Aim:
Reproduce every line in the listing that contains the word "which".

Excerpted records:
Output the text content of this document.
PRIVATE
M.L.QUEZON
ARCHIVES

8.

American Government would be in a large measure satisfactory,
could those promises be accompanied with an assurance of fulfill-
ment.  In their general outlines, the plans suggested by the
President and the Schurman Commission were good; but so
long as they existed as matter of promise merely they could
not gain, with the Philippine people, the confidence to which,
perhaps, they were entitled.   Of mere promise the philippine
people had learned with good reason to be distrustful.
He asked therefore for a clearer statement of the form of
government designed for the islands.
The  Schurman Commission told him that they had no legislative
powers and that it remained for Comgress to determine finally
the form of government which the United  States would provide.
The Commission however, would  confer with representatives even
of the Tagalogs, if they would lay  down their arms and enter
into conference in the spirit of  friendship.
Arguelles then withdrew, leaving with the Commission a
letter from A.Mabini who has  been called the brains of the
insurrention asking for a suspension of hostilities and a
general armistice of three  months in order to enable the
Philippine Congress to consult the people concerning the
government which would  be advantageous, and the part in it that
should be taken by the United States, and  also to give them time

Solution for this exercise:
not gain, with the Philippine people, the confidence to which,
the form of government which the United  States would provide.
government which would  be advantageous, and the part in it that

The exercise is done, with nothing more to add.